• What you need to do: Among the lines below, list those containing the string "color".

....

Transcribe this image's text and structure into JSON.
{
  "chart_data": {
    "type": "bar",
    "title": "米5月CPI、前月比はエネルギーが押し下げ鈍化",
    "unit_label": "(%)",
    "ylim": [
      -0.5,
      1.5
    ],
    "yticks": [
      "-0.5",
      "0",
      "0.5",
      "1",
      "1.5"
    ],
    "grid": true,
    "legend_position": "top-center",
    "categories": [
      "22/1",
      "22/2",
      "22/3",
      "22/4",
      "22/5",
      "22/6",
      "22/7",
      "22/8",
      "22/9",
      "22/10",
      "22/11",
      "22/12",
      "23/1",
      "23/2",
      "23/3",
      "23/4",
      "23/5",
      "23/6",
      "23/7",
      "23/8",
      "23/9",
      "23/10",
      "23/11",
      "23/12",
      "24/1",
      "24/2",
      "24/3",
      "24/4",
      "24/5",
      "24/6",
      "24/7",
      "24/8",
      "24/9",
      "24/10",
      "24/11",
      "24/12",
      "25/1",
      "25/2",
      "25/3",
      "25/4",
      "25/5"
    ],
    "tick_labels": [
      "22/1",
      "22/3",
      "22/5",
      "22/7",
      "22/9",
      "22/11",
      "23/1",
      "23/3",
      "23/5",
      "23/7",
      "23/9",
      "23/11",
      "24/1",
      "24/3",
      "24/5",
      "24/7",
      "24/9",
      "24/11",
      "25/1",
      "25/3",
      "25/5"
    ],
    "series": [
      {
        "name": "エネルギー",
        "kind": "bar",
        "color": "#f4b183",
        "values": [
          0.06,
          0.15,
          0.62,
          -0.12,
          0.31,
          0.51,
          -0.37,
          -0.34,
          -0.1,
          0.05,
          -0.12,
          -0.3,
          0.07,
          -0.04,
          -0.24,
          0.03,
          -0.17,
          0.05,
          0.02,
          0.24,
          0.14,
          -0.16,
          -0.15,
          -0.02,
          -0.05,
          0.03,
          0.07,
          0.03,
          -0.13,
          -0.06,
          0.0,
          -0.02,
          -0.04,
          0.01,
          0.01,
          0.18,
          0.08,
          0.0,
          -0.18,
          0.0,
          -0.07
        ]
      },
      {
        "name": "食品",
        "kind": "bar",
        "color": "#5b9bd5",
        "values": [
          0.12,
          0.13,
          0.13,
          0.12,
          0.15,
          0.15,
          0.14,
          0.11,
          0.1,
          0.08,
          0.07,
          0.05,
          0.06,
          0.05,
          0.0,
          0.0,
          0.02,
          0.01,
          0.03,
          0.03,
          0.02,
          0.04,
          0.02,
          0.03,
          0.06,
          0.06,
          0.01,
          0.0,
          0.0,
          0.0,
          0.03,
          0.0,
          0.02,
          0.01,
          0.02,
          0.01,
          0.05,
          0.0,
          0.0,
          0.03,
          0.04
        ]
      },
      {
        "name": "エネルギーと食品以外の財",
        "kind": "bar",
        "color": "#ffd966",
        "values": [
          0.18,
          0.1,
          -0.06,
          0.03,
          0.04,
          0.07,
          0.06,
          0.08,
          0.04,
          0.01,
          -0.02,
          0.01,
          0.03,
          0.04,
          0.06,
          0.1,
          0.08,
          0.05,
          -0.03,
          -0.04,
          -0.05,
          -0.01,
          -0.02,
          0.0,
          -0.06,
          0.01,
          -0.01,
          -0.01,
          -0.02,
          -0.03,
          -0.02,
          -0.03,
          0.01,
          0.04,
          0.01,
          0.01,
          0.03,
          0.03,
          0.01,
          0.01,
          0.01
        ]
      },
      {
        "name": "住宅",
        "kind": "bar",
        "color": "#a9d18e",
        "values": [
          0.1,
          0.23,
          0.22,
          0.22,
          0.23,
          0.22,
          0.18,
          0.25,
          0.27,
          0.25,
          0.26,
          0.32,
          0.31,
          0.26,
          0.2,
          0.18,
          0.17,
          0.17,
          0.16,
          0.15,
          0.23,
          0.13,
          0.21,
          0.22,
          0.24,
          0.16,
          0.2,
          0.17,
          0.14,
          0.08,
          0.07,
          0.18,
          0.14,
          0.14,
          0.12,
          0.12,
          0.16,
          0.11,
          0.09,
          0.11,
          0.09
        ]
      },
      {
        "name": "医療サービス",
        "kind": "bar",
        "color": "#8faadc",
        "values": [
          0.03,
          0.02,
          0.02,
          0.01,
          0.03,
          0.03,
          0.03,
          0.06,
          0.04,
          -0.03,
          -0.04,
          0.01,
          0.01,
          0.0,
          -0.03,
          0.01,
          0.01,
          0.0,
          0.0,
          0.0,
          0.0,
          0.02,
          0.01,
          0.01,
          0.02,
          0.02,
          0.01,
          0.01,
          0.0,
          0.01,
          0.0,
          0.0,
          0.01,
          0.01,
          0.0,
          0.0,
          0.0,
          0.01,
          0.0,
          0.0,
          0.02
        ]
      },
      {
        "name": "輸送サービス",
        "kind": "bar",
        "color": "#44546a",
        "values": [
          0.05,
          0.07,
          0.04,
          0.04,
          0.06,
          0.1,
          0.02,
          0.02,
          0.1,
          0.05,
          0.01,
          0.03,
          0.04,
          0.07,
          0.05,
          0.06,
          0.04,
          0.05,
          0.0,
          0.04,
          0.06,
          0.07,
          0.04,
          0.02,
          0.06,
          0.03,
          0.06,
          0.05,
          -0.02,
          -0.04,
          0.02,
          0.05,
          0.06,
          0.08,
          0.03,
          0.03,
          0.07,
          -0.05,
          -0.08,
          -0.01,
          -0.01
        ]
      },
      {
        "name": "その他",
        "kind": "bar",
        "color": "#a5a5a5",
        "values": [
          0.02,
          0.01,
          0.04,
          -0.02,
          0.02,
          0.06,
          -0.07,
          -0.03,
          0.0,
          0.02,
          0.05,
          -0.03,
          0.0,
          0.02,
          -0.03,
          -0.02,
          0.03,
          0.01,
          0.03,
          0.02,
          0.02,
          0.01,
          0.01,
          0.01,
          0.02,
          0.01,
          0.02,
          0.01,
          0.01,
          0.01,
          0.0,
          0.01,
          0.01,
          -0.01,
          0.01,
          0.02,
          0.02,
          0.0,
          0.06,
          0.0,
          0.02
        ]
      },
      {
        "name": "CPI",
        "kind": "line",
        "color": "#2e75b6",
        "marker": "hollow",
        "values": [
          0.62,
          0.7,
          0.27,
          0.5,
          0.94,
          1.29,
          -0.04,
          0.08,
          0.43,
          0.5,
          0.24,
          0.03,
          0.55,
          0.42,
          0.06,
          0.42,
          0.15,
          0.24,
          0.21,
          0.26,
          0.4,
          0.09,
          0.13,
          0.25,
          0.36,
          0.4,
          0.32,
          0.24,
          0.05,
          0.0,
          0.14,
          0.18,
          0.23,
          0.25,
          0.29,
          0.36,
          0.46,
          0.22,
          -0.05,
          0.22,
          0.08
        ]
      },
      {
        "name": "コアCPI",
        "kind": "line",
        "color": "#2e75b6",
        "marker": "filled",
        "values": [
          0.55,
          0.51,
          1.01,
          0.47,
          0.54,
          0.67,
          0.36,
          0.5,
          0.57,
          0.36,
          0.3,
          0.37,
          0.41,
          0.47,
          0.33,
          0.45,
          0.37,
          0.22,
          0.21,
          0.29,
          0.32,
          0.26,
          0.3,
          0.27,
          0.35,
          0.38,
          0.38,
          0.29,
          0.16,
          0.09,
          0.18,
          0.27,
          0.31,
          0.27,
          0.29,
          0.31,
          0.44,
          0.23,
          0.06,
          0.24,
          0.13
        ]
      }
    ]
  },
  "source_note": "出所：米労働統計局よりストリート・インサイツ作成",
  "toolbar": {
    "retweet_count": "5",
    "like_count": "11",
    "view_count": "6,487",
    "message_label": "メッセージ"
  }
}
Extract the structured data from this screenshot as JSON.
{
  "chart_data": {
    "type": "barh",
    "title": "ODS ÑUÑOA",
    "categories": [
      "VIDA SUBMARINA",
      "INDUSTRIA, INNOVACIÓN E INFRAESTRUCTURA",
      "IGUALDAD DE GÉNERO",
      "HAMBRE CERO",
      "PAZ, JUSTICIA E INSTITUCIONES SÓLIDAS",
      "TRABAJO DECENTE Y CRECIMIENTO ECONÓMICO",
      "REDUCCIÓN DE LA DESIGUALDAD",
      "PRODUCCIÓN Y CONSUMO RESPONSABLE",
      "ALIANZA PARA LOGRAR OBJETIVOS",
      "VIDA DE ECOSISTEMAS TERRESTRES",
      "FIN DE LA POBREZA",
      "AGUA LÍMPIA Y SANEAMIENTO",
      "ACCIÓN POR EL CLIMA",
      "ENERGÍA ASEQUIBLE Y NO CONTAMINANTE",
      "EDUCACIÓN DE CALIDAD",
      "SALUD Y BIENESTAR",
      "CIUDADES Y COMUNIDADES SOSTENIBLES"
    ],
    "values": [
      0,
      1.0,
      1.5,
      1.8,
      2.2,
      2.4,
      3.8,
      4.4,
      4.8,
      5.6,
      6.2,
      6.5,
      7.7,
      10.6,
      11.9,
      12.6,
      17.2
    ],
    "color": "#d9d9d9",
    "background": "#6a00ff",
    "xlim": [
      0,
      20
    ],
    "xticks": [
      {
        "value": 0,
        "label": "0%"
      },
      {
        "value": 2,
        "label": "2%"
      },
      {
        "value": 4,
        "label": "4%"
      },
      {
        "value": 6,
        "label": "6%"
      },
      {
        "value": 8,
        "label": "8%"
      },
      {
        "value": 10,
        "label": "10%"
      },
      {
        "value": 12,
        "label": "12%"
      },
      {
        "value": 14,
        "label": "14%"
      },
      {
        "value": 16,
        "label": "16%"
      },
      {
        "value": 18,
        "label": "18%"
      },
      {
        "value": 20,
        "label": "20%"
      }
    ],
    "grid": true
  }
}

....

• In response:
        "color": "#f4b183",
        "color": "#5b9bd5",
        "color": "#ffd966",
        "color": "#a9d18e",
        "color": "#8faadc",
        "color": "#44546a",
        "color": "#a5a5a5",
        "color": "#2e75b6",
        "color": "#2e75b6",
    "color": "#d9d9d9",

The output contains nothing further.